* _Textausschnitt_:
# # # #

Dahrendorf und Habermas (beide Jahrgang 1929) waren Weggefährten zunächst als Angehörige jener „langen“ Generation der „45er“ (so der etwas unscharfe, durch A. Dirk Moses prominent gemachte Begriff), die unter dem tiefen Eindruck der Zäsur von 1945 die Entwicklung der Bundesrepublik mit sozialwissenschaftlicher Expertise und publizistischer Intervention kritisch begleiteten. Auch der disziplinäre Hintergrund – beide wurden in Philosophie promoviert, bevor sie sich der neuen Leitdisziplin Soziologie zuwandten – verband diese Intellektuellen. Beide fanden zudem früh eine öffentliche Bühne, auf der sie über Jahrzehnte hinweg Begriffe prägten, Themen setzten, ja zeitweise geradezu den Ton vorgaben.

Zu Recht weist Hansl aber auch auf entscheidende Unterschiede hin: Während der Linke Habermas mit seinen Anläufen zu einer Großtheorie der Gesellschaft ein riesiges, weltweit rezipiertes Œuvre schuf und schon zu Lebzeiten in den sozialtheoretischen Kanon eingegangen ist, hat der Liberale Dahrendorf die Möglichkeit einer solchen Theorie stets bestritten. Seine zunächst einflussreichen soziologischen Ansätze (etwa seine Konflikt-, Herrschafts- und Rollentheorie) gerieten bald in Vergessenheit, während seine zeitdiagnostischen Essays noch bis zu seinem Tod 2009 ein aufmerksames Publikum fanden.

In ihrer frühen Auseinandersetzung mit Karl Marx haben Dahrendorf wie Habermas einen wichtigen Grundstein für ihre intellektuelle Profilierung gelegt – der eine, indem er Marx „enthegelte“ und Elemente der Marx’schen Theorie für seine Klassenanalyse fortgeschrittener Industriegesellschaften fruchtbar zu machen suchte; der andere, indem er an die philosophischen Ursprünge der Marx’schen Theorie anknüpfte. Wenn man, so Hansls plausible Beobachtung, in einem durch und durch antikommunistischen Umfeld mit Marx argumentieren wollte, so musste man zugleich gegen ihn argumentieren. Dabei sorgte der Boom der Wirtschaftswunderjahre dafür, dass Dahrendorf wie Habermas die Marx'sche Krisen- und Zusammenbruchstheorie verabschiedeten.

# # # #

* _Aufgabenliste_:
A - Welche Personen werden im Text über Dahrendorf und Habermas mit Namen genannt? Zähl sie alle auf.
B - Zitiere wörtlich einen Teil aus dem Text über Dahrendorf und Habermas: Fang bei den Worten „Dahrendorf und Habermas“ an und hör nach „den Ton vorgaben.“ auf.
C - Führ den Text über Dahrendorf und Habermas nach seinem letzten Satz weiter.
Die Zeilen danach stehen für sich und gehören nicht zum Text über Dahrendorf und Habermas.

* _Ausgangsdaten_:

# # # #

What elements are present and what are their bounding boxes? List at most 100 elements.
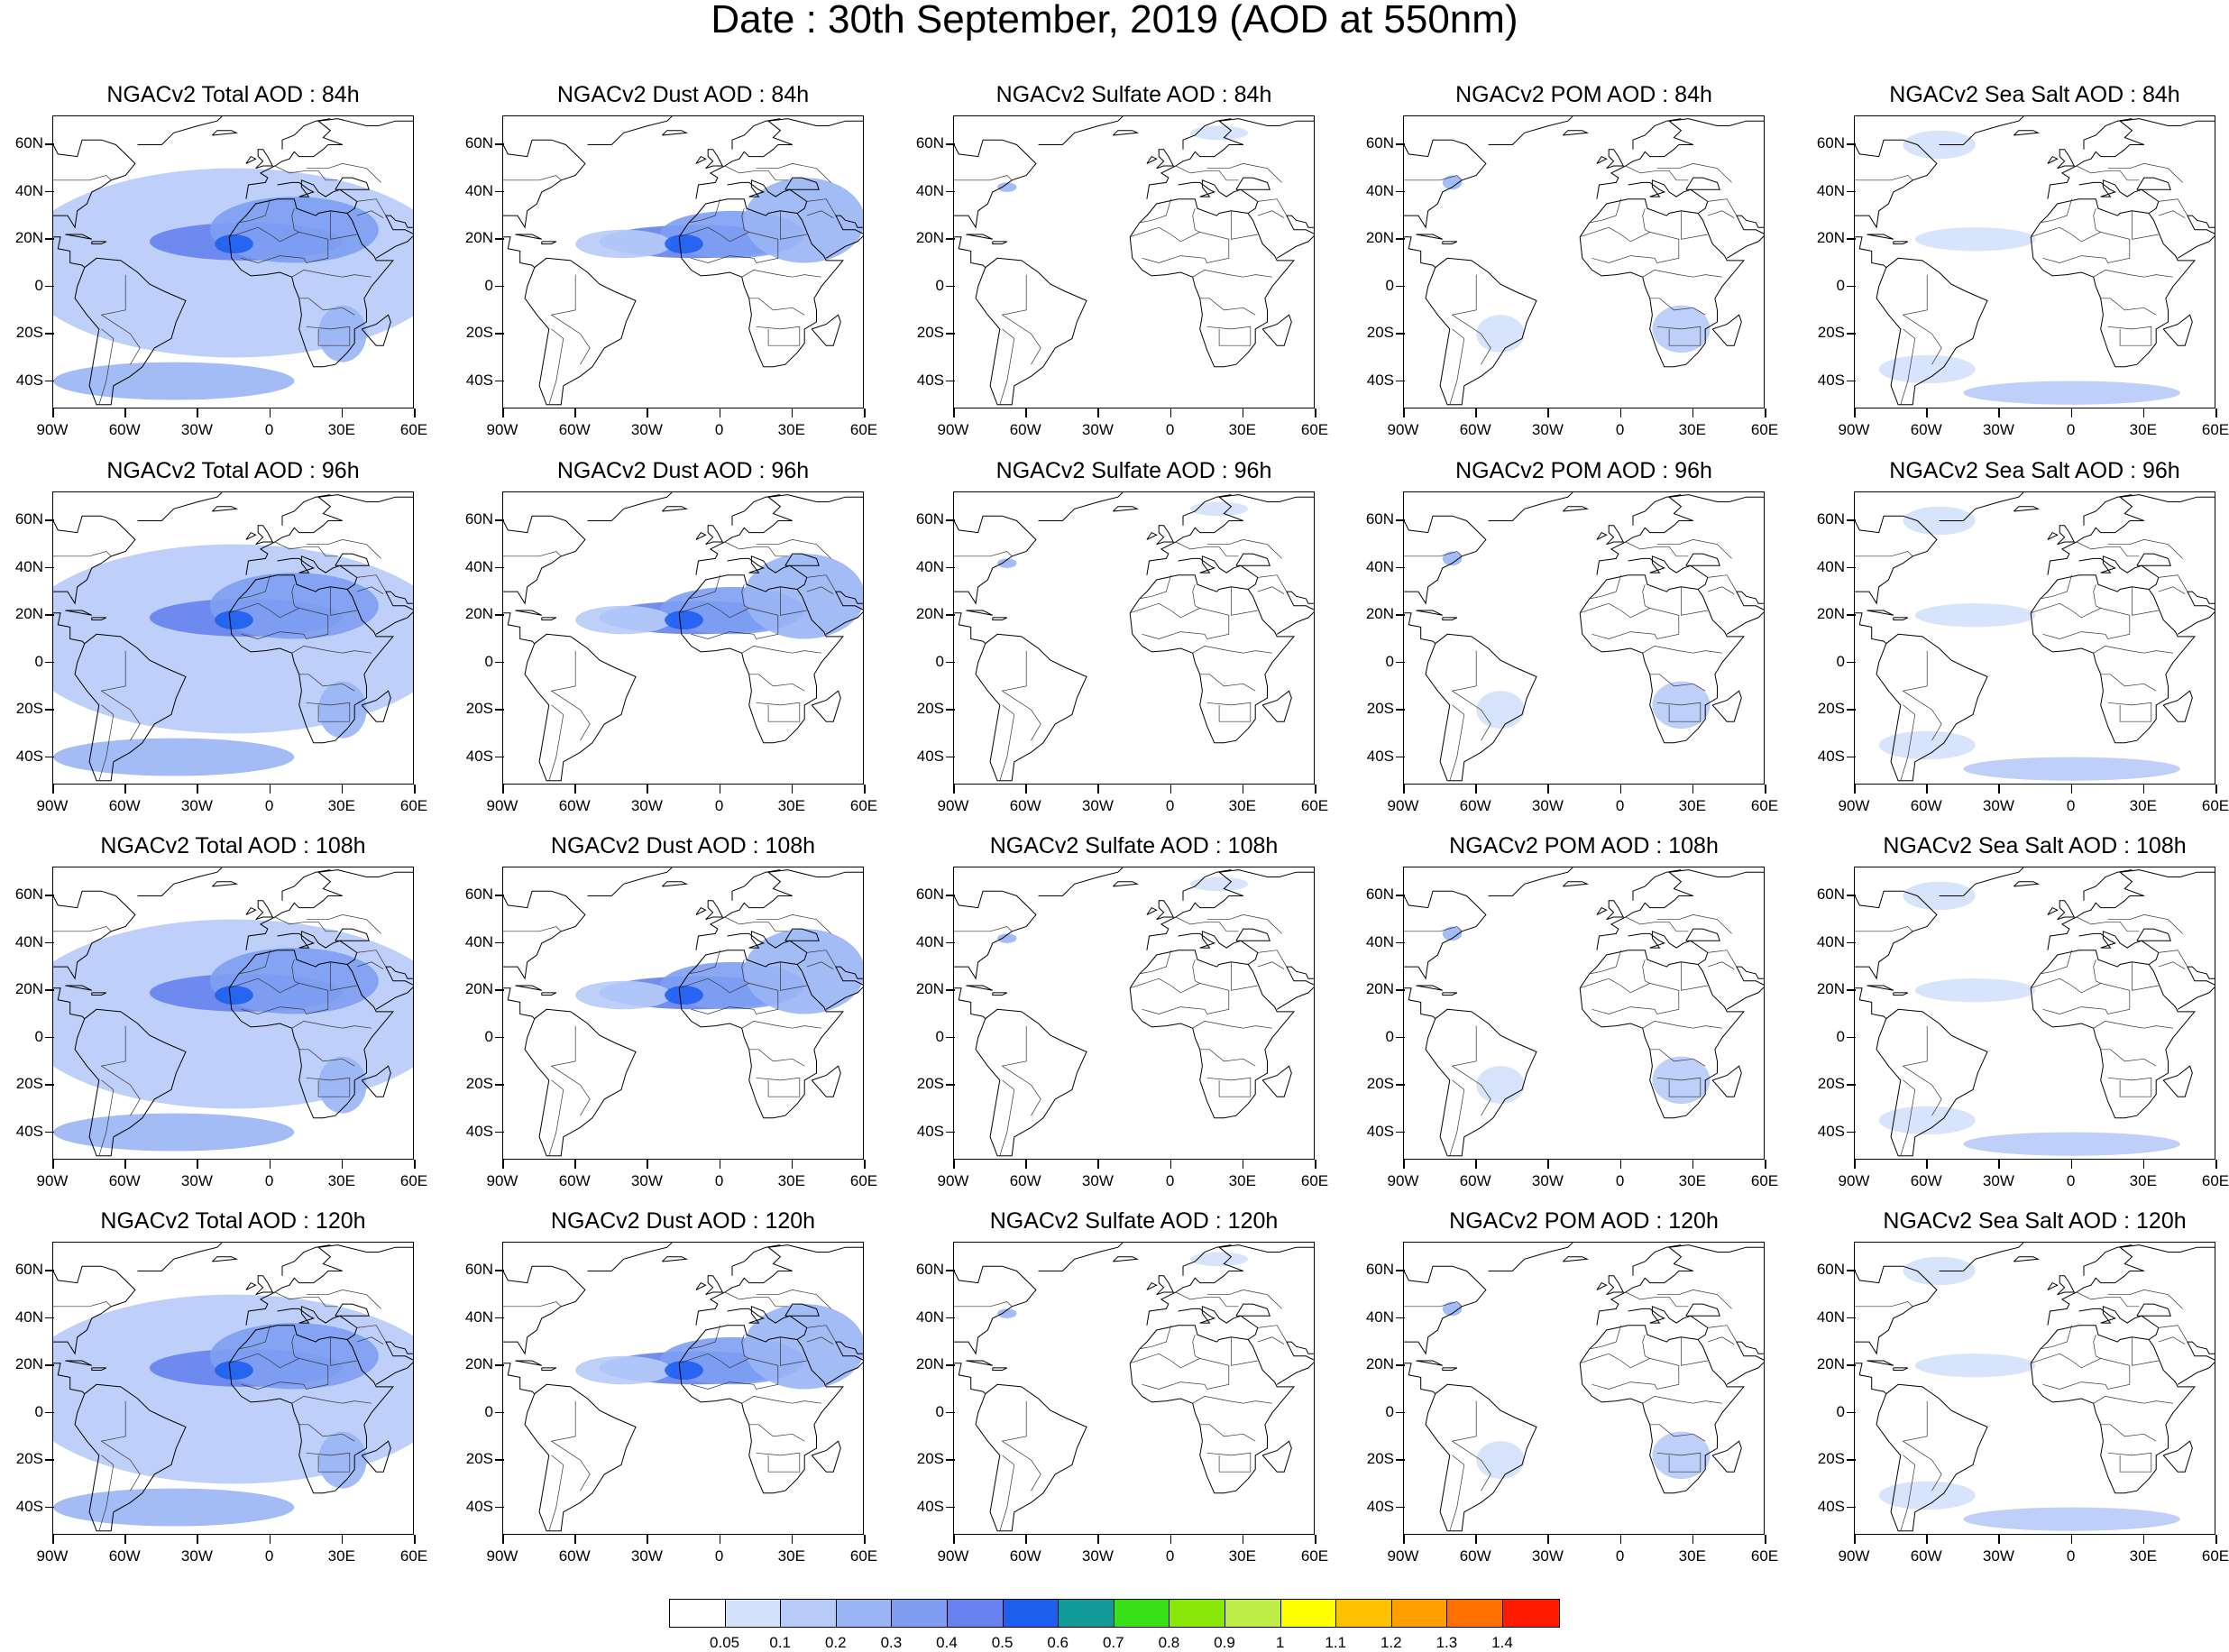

# # # #

* _Ergebnisse_:
A - Dahrendorf, Habermas, A. Dirk Moses, Hansl, Karl Marx

B -
Dahrendorf und Habermas (beide Jahrgang 1929) waren Weggefährten zunächst als Angehörige jener „langen“ Generation der „45er“ (so der etwas unscharfe, durch A. Dirk Moses prominent gemachte Begriff), die unter dem tiefen Eindruck der Zäsur von 1945 die Entwicklung der Bundesrepublik mit sozialwissenschaftlicher Expertise und publizistischer Intervention kritisch begleiteten. Auch der disziplinäre Hintergrund – beide wurden in Philosophie promoviert, bevor sie sich der neuen Leitdisziplin Soziologie zuwandten – verband diese Intellektuellen. Beide fanden zudem früh eine öffentliche Bühne, auf der sie über Jahrzehnte hinweg Begriffe prägten, Themen setzten, ja zeitweise geradezu den Ton vorgaben.

C -
Habermas verschärfte den 1961 von Dahrendorf angestoßenen „Positivismusstreit in der Soziologie“ und entwarf daran anknüpfend in „Erkenntnis und Interesse“ (1968) eine erkenntniskritisch fundierte Theorie eines emanzipatorischen Erkenntnisinteresses. Hansl spricht hier von einer „utopischen Zielbestimmung“ in Habermas' Denken (S. 83), das sich allerdings nicht zuletzt am wenig diskursiven Gebaren revoltierender Studenten in Frankfurt brach. Dahrendorfs „utopisch erhöhten Fortschrittsoptimismus“ (S. 53) sieht Hansl wiederum in dessen konfliktsoziologisch fundierter Konzeption des gesellschaftlichen Wandels begründet, die nur vor dem Hintergrund des scheinbar krisenfreien Nachkriegskapitalismus begreiflich sei.

In einem Land, das „vom Staat her“ zu denken gewohnt war7, verband das „Denken von der Gesellschaft her“ die beiden Intellektuellen erneut. Bei Habermas trat dieses Denken prominent in der Habilitationsschrift „Strukturwandel der Öffentlichkeit“ zutage (Erstausgabe als Buch 1962). Hansl liest sie überzeugend als „Gegenprojekt zur Schmitt-Schule“ (S. 124), namentlich zu Reinhart Kosellecks Dissertation „Kritik und Krise“ (Erstausgabe 1959), als Kritik an Adenauers akklamatorischer Kanzlerdemokratie sowie als kräftigen Impuls für weiteres demokratietheoretisches Engagement. Zeichnete Habermas im „Strukturwandel“ das „Schreckensszenario einer ‚Arkanpolitik der Interessenten‘“ (S. 135), so habe Dahrendorf in seiner Kritik an einer neuen „Dienstklasse“ das „Schreckensszenario der nivellierten Massendemokratie“ (ebd.) an die Wand gemalt. Diese Deutung verkennt, dass die „Dienstklassengesellschaft“ für Dahrendorf keine „nivellierte“ war, sondern sich als kritischer Anwendungsfall seiner Klassen- und Herrschaftssoziologie darstellte.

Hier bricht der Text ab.